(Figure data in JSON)
============

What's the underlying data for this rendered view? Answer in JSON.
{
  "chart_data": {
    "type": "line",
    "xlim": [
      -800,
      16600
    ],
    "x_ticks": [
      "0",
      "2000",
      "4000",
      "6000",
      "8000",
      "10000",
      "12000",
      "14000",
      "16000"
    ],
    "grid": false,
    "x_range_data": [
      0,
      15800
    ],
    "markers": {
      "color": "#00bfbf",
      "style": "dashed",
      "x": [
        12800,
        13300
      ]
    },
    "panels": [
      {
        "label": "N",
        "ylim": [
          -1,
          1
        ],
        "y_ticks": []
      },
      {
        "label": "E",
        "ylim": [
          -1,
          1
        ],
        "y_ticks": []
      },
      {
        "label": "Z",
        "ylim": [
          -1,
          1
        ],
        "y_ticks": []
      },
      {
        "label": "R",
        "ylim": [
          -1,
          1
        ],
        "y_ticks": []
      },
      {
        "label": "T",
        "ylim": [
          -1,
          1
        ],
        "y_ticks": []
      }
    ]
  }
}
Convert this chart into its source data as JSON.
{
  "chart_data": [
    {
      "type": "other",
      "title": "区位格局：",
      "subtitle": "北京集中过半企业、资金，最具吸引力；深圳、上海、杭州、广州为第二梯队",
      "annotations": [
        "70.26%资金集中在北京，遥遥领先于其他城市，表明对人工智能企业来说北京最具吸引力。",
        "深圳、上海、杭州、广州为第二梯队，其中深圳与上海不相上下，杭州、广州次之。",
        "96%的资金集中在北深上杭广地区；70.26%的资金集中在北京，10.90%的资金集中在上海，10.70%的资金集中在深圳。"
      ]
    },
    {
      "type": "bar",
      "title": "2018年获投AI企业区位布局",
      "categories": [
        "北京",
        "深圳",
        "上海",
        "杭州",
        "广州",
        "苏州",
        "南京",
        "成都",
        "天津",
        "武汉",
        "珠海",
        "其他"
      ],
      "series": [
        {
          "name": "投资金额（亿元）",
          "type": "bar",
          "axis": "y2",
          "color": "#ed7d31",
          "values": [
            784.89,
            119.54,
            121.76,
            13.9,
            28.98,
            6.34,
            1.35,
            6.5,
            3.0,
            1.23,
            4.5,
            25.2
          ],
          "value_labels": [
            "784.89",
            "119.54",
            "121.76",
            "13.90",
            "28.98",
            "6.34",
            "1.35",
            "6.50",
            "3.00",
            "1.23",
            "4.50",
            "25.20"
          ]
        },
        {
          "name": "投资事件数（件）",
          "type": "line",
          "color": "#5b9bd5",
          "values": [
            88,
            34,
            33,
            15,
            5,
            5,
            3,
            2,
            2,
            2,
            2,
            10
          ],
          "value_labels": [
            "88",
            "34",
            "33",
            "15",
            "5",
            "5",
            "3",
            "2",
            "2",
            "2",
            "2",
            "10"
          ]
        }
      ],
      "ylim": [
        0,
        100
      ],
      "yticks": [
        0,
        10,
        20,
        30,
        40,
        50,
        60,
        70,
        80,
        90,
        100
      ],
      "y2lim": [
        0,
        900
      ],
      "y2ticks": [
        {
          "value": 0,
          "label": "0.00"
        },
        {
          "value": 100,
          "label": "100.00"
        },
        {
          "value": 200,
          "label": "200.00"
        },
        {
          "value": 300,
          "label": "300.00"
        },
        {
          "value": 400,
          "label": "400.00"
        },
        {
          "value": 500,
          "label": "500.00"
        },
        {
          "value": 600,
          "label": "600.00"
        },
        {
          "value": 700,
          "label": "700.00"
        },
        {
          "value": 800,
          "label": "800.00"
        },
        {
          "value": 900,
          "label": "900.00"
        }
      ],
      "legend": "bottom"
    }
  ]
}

============

Task objective.
Repeat the records above exactly as they appear.

Task response.
What's the underlying data for this rendered view? Answer in JSON.
{
  "chart_data": {
    "type": "line",
    "xlim": [
      -800,
      16600
    ],
    "x_ticks": [
      "0",
      "2000",
      "4000",
      "6000",
      "8000",
      "10000",
      "12000",
      "14000",
      "16000"
    ],
    "grid": false,
    "x_range_data": [
      0,
      15800
    ],
    "markers": {
      "color": "#00bfbf",
      "style": "dashed",
      "x": [
        12800,
        13300
      ]
    },
    "panels": [
      {
        "label": "N",
        "ylim": [
          -1,
          1
        ],
        "y_ticks": []
      },
      {
        "label": "E",
        "ylim": [
          -1,
          1
        ],
        "y_ticks": []
      },
      {
        "label": "Z",
        "ylim": [
          -1,
          1
        ],
        "y_ticks": []
      },
      {
        "label": "R",
        "ylim": [
          -1,
          1
        ],
        "y_ticks": []
      },
      {
        "label": "T",
        "ylim": [
          -1,
          1
        ],
        "y_ticks": []
      }
    ]
  }
}
Convert this chart into its source data as JSON.
{
  "chart_data": [
    {
      "type": "other",
      "title": "区位格局：",
      "subtitle": "北京集中过半企业、资金，最具吸引力；深圳、上海、杭州、广州为第二梯队",
      "annotations": [
        "70.26%资金集中在北京，遥遥领先于其他城市，表明对人工智能企业来说北京最具吸引力。",
        "深圳、上海、杭州、广州为第二梯队，其中深圳与上海不相上下，杭州、广州次之。",
        "96%的资金集中在北深上杭广地区；70.26%的资金集中在北京，10.90%的资金集中在上海，10.70%的资金集中在深圳。"
      ]
    },
    {
      "type": "bar",
      "title": "2018年获投AI企业区位布局",
      "categories": [
        "北京",
        "深圳",
        "上海",
        "杭州",
        "广州",
        "苏州",
        "南京",
        "成都",
        "天津",
        "武汉",
        "珠海",
        "其他"
      ],
      "series": [
        {
          "name": "投资金额（亿元）",
          "type": "bar",
          "axis": "y2",
          "color": "#ed7d31",
          "values": [
            784.89,
            119.54,
            121.76,
            13.9,
            28.98,
            6.34,
            1.35,
            6.5,
            3.0,
            1.23,
            4.5,
            25.2
          ],
          "value_labels": [
            "784.89",
            "119.54",
            "121.76",
            "13.90",
            "28.98",
            "6.34",
            "1.35",
            "6.50",
            "3.00",
            "1.23",
            "4.50",
            "25.20"
          ]
        },
        {
          "name": "投资事件数（件）",
          "type": "line",
          "color": "#5b9bd5",
          "values": [
            88,
            34,
            33,
            15,
            5,
            5,
            3,
            2,
            2,
            2,
            2,
            10
          ],
          "value_labels": [
            "88",
            "34",
            "33",
            "15",
            "5",
            "5",
            "3",
            "2",
            "2",
            "2",
            "2",
            "10"
          ]
        }
      ],
      "ylim": [
        0,
        100
      ],
      "yticks": [
        0,
        10,
        20,
        30,
        40,
        50,
        60,
        70,
        80,
        90,
        100
      ],
      "y2lim": [
        0,
        900
      ],
      "y2ticks": [
        {
          "value": 0,
          "label": "0.00"
        },
        {
          "value": 100,
          "label": "100.00"
        },
        {
          "value": 200,
          "label": "200.00"
        },
        {
          "value": 300,
          "label": "300.00"
        },
        {
          "value": 400,
          "label": "400.00"
        },
        {
          "value": 500,
          "label": "500.00"
        },
        {
          "value": 600,
          "label": "600.00"
        },
        {
          "value": 700,
          "label": "700.00"
        },
        {
          "value": 800,
          "label": "800.00"
        },
        {
          "value": 900,
          "label": "900.00"
        }
      ],
      "legend": "bottom"
    }
  ]
}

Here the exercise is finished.